▶ Set problem
Going through the material below, please gather all lines with the word "text" in them.

▶ Given information
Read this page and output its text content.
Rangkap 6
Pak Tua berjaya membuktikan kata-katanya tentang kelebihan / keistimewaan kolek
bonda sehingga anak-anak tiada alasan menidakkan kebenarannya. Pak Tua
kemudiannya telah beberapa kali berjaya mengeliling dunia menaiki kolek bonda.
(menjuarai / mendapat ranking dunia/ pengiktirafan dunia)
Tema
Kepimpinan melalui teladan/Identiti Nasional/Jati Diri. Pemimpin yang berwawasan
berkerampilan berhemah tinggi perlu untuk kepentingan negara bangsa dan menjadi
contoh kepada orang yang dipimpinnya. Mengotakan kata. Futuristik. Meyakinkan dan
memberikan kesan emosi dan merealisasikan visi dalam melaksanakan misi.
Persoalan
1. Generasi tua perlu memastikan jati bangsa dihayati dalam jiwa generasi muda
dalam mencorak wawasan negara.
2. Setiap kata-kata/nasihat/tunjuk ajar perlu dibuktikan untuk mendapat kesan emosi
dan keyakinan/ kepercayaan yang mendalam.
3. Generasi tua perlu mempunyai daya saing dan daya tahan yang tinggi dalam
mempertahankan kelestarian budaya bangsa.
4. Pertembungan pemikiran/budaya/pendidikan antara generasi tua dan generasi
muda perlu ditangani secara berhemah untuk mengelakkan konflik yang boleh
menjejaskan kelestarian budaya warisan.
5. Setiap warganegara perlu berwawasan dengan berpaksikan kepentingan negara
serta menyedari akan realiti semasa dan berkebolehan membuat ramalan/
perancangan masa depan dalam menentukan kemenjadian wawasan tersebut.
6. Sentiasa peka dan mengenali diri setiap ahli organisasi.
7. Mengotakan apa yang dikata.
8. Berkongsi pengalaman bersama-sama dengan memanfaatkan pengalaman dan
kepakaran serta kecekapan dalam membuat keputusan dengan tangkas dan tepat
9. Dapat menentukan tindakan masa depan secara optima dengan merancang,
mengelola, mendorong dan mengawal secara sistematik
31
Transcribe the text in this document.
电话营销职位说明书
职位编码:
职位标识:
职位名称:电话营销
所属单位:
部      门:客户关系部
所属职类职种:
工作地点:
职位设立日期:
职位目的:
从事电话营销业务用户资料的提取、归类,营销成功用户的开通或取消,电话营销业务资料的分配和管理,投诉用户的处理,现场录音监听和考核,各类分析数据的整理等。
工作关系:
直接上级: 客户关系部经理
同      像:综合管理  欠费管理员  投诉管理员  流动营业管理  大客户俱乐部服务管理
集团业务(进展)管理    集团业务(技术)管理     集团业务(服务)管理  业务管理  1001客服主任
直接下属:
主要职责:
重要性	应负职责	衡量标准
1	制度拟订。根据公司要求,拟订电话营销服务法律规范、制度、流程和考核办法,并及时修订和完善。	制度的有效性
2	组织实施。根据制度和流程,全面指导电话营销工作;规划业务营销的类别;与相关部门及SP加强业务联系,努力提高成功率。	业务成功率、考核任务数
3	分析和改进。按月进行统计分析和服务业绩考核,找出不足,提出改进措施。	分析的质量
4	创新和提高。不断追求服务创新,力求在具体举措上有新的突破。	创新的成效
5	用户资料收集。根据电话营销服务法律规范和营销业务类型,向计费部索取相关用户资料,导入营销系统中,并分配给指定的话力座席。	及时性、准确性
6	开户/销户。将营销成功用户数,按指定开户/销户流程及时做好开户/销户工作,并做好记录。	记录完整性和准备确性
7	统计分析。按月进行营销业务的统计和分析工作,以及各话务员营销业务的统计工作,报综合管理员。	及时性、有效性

▶ Answer to the problem
Read this page and output its text content.
Transcribe the text in this document.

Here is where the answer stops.